__AIM OF THE TASK__.
From the entries that follow, list every line in which the string "Rendement" appears.

* Begin ENTRIES SUPPLIED *

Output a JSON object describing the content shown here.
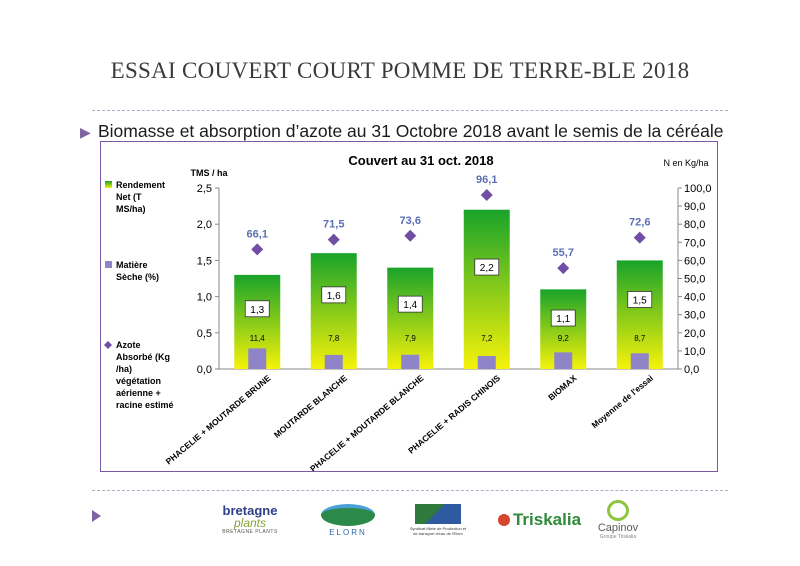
{
  "slide": {
    "title": "ESSAI COUVERT COURT POMME DE TERRE-BLE 2018",
    "subtitle": "Biomasse  et absorption d’azote au 31 Octobre 2018 avant le semis de la céréale"
  },
  "logos": {
    "bretagne_plants": {
      "line1": "bretagne",
      "line2": "plants",
      "line3": "BRETAGNE PLANTS"
    },
    "elorn": {
      "text": "ELORN"
    },
    "bassin": {
      "text": "Syndicat Mixte de Production et de transport d'eau de l'Elorn"
    },
    "triskalia": {
      "text": "Triskalia"
    },
    "capinov": {
      "text": "Capinov",
      "sub": "Groupe Triskalia"
    }
  },
  "colors": {
    "bar_top": "#19a32a",
    "bar_bottom": "#f6f20a",
    "dry_matter": "#8f84c8",
    "nitrogen": "#6f4ea3",
    "frame": "#7b58a8",
    "label_blue": "#5b6fb4"
  },
  "chart_data": {
    "type": "bar",
    "title": "Couvert  au 31 oct. 2018",
    "ylabel_left": "TMS / ha",
    "ylabel_right": "N en Kg/ha",
    "ylim_left": [
      0,
      2.5
    ],
    "ylim_right": [
      0,
      100
    ],
    "yticks_left": [
      "0,0",
      "0,5",
      "1,0",
      "1,5",
      "2,0",
      "2,5"
    ],
    "yticks_right": [
      "0,0",
      "10,0",
      "20,0",
      "30,0",
      "40,0",
      "50,0",
      "60,0",
      "70,0",
      "80,0",
      "90,0",
      "100,0"
    ],
    "grid": false,
    "legend_position": "left",
    "categories": [
      "PHACELIE + MOUTARDE BRUNE",
      "MOUTARDE BLANCHE",
      "PHACELIE + MOUTARDE BLANCHE",
      "PHACELIE + RADIS CHINOIS",
      "BIOMAX",
      "Moyenne de l'essai"
    ],
    "series": [
      {
        "name": "Rendement Net (T MS/ha)",
        "axis": "left",
        "kind": "bar",
        "values": [
          1.3,
          1.6,
          1.4,
          2.2,
          1.1,
          1.5
        ],
        "labels": [
          "1,3",
          "1,6",
          "1,4",
          "2,2",
          "1,1",
          "1,5"
        ]
      },
      {
        "name": "Matière Sèche (%)",
        "axis": "right",
        "kind": "bar",
        "values": [
          11.4,
          7.8,
          7.9,
          7.2,
          9.2,
          8.7
        ],
        "labels": [
          "11,4",
          "7,8",
          "7,9",
          "7,2",
          "9,2",
          "8,7"
        ]
      },
      {
        "name": "Azote Absorbé (Kg /ha) végétation aérienne + racine estimé",
        "axis": "right",
        "kind": "marker",
        "values": [
          66.1,
          71.5,
          73.6,
          96.1,
          55.7,
          72.6
        ],
        "labels": [
          "66,1",
          "71,5",
          "73,6",
          "96,1",
          "55,7",
          "72,6"
        ]
      }
    ],
    "legend": [
      {
        "key": "yield",
        "lines": [
          "Rendement",
          "Net (T",
          "MS/ha)"
        ]
      },
      {
        "key": "dm",
        "lines": [
          "Matière",
          "Sèche (%)"
        ]
      },
      {
        "key": "n",
        "lines": [
          "Azote",
          "Absorbé (Kg",
          "/ha)",
          "végétation",
          "aérienne +",
          "racine estimé"
        ]
      }
    ]
  }
}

* End ENTRIES SUPPLIED *

__WRITTEN RESPONSE__.
        "name": "Rendement Net (T MS/ha)",
          "Rendement",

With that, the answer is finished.